*Task statement:* Whenever a line contains the string "document", copy it out of the entries.

*Data records:*
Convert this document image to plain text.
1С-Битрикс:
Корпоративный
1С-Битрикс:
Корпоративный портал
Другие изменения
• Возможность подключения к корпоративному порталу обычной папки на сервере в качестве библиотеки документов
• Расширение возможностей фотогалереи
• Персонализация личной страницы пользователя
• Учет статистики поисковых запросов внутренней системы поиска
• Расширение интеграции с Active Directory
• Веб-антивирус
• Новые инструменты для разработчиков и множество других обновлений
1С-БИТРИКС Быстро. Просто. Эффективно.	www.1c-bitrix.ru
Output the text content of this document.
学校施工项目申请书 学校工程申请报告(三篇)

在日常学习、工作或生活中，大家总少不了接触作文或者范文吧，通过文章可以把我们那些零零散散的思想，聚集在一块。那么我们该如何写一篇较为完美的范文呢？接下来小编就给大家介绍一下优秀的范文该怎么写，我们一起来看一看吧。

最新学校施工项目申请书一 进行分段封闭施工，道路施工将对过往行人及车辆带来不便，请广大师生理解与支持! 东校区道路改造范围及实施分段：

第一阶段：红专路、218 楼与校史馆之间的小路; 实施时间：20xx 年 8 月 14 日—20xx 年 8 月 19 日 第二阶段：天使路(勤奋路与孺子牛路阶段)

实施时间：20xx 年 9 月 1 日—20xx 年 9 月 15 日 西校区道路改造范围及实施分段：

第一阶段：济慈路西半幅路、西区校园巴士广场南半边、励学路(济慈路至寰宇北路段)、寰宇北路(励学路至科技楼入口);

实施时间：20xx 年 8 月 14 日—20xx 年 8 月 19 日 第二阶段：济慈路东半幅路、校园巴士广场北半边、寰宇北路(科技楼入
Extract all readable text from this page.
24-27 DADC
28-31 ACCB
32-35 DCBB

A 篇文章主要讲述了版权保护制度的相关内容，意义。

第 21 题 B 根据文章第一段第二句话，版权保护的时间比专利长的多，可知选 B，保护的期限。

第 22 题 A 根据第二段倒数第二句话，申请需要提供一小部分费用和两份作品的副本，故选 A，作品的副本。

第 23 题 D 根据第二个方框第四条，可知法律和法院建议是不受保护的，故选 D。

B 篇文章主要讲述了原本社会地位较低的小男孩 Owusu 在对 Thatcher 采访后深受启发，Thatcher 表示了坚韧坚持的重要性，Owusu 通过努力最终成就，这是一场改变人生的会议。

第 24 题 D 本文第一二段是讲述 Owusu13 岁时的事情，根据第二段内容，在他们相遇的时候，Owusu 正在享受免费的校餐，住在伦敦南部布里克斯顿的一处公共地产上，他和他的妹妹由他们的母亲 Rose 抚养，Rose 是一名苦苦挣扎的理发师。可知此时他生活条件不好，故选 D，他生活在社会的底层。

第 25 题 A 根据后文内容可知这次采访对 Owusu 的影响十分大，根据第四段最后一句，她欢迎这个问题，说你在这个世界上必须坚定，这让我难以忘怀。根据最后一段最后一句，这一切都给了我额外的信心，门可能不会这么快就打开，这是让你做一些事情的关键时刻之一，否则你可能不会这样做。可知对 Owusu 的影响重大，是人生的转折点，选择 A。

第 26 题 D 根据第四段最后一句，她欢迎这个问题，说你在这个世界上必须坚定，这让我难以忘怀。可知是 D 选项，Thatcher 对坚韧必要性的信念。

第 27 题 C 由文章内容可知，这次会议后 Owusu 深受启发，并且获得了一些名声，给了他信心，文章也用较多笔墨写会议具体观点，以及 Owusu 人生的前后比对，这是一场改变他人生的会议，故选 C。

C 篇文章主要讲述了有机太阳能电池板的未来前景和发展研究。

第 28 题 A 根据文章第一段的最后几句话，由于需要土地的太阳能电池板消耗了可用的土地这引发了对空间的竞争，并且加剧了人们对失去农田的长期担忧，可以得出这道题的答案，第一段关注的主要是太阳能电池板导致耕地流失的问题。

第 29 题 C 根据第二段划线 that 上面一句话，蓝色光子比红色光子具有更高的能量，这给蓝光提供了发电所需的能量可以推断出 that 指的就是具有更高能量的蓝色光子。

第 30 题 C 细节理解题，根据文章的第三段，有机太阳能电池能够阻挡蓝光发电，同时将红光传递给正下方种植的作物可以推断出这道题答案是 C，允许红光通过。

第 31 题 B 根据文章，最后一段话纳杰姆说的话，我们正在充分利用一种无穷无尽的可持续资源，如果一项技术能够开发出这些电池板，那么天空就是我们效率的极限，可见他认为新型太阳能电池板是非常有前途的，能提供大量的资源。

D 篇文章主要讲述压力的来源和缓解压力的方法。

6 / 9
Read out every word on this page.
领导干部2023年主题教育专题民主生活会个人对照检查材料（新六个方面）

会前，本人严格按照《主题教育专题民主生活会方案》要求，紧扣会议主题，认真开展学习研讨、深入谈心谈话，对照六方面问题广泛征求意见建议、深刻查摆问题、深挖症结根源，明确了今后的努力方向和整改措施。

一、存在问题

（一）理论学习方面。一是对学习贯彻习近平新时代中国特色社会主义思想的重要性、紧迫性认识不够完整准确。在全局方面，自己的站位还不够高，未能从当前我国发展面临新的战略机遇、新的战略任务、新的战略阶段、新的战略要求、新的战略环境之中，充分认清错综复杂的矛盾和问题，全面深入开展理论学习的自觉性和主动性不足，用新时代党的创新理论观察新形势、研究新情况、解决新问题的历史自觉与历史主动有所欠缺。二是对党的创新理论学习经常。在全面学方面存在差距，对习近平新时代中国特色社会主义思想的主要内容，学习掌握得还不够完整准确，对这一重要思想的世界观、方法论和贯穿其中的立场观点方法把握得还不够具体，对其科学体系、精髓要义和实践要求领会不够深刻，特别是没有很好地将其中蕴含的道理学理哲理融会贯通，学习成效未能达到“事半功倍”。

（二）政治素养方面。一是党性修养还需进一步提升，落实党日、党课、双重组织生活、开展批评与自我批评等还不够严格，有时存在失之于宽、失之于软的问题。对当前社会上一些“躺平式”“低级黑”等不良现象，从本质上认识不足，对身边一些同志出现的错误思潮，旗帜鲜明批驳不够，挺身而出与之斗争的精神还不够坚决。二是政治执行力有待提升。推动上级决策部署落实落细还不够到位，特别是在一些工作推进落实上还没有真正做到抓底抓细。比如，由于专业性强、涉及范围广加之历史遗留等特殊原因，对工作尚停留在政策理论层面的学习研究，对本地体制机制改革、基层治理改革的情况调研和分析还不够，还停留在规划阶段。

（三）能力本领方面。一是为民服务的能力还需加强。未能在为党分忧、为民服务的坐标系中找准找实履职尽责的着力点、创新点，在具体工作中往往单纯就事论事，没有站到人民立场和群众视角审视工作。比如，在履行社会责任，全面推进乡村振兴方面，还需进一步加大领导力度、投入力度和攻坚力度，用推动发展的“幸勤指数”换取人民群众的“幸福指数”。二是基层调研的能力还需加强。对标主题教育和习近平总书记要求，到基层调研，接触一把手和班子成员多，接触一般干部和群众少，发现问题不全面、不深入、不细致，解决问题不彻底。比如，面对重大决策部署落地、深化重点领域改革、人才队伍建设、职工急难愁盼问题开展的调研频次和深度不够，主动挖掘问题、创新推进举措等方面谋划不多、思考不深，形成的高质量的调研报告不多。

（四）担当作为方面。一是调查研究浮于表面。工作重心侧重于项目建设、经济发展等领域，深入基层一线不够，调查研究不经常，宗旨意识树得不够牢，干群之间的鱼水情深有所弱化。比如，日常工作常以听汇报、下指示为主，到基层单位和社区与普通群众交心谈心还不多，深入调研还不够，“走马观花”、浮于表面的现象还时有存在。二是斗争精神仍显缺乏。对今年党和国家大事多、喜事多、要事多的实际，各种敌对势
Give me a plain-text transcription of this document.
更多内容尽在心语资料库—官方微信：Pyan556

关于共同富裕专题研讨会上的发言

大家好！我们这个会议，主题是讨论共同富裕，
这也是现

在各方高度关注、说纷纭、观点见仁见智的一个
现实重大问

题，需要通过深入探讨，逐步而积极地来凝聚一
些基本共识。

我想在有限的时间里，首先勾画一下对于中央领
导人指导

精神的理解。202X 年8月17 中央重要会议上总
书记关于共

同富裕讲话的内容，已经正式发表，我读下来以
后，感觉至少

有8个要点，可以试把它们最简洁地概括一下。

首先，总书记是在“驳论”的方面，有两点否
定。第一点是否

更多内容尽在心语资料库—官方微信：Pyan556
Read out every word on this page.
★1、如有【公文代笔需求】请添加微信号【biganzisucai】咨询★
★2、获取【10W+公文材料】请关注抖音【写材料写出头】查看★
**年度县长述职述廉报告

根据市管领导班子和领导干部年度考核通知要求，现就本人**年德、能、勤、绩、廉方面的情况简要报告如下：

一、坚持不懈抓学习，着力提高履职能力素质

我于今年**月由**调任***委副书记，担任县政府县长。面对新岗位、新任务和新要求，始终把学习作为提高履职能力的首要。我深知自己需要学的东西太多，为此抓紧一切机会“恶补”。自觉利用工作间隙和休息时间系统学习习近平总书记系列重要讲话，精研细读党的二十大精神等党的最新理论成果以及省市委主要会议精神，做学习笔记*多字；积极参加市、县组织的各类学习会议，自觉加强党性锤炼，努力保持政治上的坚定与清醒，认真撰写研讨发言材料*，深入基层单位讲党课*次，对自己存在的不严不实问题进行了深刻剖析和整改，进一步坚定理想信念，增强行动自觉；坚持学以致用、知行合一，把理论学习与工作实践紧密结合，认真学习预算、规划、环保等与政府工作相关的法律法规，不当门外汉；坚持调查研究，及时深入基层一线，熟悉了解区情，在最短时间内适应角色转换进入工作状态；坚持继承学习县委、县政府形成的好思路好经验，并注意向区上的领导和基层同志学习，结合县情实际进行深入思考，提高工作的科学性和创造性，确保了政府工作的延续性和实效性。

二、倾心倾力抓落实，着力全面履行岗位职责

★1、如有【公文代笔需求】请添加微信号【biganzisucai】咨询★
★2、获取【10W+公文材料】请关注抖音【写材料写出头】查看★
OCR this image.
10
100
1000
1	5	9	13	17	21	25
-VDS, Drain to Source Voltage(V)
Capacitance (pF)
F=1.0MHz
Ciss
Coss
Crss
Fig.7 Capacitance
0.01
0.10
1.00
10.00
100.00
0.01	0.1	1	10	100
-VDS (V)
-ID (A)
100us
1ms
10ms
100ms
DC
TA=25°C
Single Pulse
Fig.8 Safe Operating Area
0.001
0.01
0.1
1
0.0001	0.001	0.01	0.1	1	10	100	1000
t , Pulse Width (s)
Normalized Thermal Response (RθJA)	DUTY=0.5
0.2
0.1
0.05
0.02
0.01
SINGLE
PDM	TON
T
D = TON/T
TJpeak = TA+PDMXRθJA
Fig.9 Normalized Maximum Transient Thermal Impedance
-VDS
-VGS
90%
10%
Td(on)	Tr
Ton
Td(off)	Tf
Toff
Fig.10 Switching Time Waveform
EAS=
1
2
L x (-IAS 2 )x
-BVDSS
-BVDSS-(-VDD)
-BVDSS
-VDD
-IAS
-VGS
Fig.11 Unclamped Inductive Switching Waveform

*Result of the task:*
Convert this document image to plain text.
Output the text content of this document.
Give me a plain-text transcription of this document.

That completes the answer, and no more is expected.